* [Task to carry out]
Can you retype every record below exactly as written?

(begin)

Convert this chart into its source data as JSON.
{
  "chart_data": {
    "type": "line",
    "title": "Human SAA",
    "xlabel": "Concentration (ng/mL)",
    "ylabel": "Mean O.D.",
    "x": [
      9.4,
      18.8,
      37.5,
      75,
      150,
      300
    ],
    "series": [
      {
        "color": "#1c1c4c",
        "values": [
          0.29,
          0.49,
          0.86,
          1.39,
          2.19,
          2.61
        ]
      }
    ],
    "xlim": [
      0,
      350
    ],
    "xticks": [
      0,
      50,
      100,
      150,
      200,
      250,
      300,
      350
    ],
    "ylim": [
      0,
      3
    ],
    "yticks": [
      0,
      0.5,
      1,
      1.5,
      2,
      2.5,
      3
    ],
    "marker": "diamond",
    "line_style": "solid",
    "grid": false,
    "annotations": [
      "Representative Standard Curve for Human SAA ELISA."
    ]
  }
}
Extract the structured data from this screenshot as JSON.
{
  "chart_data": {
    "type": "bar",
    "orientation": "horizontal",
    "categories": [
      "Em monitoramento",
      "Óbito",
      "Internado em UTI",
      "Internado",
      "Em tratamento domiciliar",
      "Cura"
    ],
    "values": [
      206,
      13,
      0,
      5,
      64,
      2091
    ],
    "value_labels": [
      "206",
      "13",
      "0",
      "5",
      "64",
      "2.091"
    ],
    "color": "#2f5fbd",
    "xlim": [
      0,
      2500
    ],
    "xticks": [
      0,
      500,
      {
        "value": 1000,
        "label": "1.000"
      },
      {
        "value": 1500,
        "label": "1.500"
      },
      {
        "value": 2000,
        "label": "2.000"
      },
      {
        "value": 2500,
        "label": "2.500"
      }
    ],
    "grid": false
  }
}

(end)

* [The response]
Convert this chart into its source data as JSON.
{
  "chart_data": {
    "type": "line",
    "title": "Human SAA",
    "xlabel": "Concentration (ng/mL)",
    "ylabel": "Mean O.D.",
    "x": [
      9.4,
      18.8,
      37.5,
      75,
      150,
      300
    ],
    "series": [
      {
        "color": "#1c1c4c",
        "values": [
          0.29,
          0.49,
          0.86,
          1.39,
          2.19,
          2.61
        ]
      }
    ],
    "xlim": [
      0,
      350
    ],
    "xticks": [
      0,
      50,
      100,
      150,
      200,
      250,
      300,
      350
    ],
    "ylim": [
      0,
      3
    ],
    "yticks": [
      0,
      0.5,
      1,
      1.5,
      2,
      2.5,
      3
    ],
    "marker": "diamond",
    "line_style": "solid",
    "grid": false,
    "annotations": [
      "Representative Standard Curve for Human SAA ELISA."
    ]
  }
}
Extract the structured data from this screenshot as JSON.
{
  "chart_data": {
    "type": "bar",
    "orientation": "horizontal",
    "categories": [
      "Em monitoramento",
      "Óbito",
      "Internado em UTI",
      "Internado",
      "Em tratamento domiciliar",
      "Cura"
    ],
    "values": [
      206,
      13,
      0,
      5,
      64,
      2091
    ],
    "value_labels": [
      "206",
      "13",
      "0",
      "5",
      "64",
      "2.091"
    ],
    "color": "#2f5fbd",
    "xlim": [
      0,
      2500
    ],
    "xticks": [
      0,
      500,
      {
        "value": 1000,
        "label": "1.000"
      },
      {
        "value": 1500,
        "label": "1.500"
      },
      {
        "value": 2000,
        "label": "2.000"
      },
      {
        "value": 2500,
        "label": "2.500"
      }
    ],
    "grid": false
  }
}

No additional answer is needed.